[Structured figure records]
______________________________
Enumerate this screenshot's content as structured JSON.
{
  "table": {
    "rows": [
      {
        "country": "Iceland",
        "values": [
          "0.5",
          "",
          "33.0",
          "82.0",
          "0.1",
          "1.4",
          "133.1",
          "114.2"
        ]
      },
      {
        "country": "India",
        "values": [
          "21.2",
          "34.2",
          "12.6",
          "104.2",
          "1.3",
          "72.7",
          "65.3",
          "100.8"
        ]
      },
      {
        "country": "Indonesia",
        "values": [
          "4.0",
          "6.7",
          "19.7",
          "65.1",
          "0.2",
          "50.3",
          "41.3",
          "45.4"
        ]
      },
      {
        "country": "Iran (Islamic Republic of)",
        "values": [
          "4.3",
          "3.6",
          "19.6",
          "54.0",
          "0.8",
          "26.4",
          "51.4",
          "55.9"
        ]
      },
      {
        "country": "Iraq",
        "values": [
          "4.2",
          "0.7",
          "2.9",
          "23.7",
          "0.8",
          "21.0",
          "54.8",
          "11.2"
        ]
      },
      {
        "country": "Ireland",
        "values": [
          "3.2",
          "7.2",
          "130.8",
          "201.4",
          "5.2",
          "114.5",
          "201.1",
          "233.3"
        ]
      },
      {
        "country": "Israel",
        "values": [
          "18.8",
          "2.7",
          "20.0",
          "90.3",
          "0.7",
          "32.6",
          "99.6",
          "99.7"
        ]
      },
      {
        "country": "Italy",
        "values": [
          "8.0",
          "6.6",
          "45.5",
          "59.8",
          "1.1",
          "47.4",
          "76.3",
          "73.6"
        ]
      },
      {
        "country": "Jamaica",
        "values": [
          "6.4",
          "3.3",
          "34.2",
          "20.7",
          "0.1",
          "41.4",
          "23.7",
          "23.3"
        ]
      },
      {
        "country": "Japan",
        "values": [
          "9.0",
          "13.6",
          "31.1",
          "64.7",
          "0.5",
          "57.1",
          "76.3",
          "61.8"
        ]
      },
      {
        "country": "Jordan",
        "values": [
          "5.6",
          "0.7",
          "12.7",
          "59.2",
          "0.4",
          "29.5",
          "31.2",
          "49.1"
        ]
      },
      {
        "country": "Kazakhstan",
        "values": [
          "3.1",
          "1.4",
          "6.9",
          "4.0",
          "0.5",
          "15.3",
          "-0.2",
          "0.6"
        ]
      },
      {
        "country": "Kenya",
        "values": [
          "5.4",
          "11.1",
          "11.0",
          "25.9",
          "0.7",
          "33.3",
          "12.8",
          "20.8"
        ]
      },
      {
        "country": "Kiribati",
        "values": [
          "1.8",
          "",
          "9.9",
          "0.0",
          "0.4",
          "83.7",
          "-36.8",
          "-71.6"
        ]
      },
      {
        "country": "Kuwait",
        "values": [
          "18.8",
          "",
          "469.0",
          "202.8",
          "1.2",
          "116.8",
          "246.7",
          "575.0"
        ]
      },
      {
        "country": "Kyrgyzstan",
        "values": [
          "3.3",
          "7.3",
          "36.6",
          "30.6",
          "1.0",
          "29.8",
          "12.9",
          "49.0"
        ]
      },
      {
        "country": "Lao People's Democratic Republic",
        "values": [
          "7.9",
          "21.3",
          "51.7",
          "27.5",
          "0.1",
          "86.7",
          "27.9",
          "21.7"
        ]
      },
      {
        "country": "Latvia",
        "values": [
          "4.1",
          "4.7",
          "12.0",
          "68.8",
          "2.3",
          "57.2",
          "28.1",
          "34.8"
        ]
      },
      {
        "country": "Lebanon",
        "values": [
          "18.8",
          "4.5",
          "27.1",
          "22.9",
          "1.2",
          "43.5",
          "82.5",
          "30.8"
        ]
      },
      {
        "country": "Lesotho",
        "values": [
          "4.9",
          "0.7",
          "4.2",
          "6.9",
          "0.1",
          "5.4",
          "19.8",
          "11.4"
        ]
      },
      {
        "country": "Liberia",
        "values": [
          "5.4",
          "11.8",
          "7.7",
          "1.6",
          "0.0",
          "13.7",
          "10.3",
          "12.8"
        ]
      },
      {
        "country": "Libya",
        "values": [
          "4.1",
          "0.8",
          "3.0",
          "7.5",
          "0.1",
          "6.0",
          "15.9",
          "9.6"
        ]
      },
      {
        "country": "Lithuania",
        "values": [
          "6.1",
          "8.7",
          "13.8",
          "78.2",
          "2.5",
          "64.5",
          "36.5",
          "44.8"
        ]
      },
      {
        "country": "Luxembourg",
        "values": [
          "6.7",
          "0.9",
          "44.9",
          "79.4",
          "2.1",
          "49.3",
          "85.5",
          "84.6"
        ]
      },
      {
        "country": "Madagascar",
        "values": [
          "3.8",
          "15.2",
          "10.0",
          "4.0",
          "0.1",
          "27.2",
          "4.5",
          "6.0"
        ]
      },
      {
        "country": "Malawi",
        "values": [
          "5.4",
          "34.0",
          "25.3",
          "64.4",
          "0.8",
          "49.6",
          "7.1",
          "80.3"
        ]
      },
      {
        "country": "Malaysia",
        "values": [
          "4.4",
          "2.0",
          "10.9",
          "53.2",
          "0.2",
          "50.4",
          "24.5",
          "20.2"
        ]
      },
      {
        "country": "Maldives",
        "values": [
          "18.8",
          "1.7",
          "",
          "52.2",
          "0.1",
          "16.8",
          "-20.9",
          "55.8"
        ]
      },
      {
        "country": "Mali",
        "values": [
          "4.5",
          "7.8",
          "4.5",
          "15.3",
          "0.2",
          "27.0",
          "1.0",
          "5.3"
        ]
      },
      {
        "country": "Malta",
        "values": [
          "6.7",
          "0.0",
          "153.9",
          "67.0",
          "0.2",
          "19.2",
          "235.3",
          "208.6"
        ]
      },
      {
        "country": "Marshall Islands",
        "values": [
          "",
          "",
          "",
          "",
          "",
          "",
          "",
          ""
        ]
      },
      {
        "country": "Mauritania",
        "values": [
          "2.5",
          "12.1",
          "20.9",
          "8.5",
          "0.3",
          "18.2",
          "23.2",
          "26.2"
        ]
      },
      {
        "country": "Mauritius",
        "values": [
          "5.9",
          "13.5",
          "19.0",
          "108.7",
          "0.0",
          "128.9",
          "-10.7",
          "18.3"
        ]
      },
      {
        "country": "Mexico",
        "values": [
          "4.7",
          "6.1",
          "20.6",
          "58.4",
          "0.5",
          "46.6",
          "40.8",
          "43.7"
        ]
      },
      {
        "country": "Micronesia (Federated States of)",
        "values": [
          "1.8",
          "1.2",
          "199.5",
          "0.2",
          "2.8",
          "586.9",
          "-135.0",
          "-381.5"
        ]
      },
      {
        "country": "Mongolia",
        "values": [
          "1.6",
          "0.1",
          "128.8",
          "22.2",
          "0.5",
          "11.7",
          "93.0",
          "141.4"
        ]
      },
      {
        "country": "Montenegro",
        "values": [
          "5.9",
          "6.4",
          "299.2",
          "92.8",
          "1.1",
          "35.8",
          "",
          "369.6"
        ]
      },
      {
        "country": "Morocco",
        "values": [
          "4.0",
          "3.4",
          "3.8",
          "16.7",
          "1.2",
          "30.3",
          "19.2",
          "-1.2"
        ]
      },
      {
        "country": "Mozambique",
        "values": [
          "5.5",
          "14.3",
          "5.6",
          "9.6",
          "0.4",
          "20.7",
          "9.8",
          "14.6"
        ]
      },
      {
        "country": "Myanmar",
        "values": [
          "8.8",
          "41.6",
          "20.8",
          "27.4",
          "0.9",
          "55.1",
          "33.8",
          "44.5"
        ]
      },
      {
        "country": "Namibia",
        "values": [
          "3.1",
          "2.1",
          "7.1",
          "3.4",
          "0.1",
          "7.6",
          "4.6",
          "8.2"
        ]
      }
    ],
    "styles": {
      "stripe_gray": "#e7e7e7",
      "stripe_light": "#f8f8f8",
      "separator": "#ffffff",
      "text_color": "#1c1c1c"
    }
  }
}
______________________________
» Required work: Of the lines above, how many include the word "Republic"? Reply with the number alone.

» Result of the exercise: 2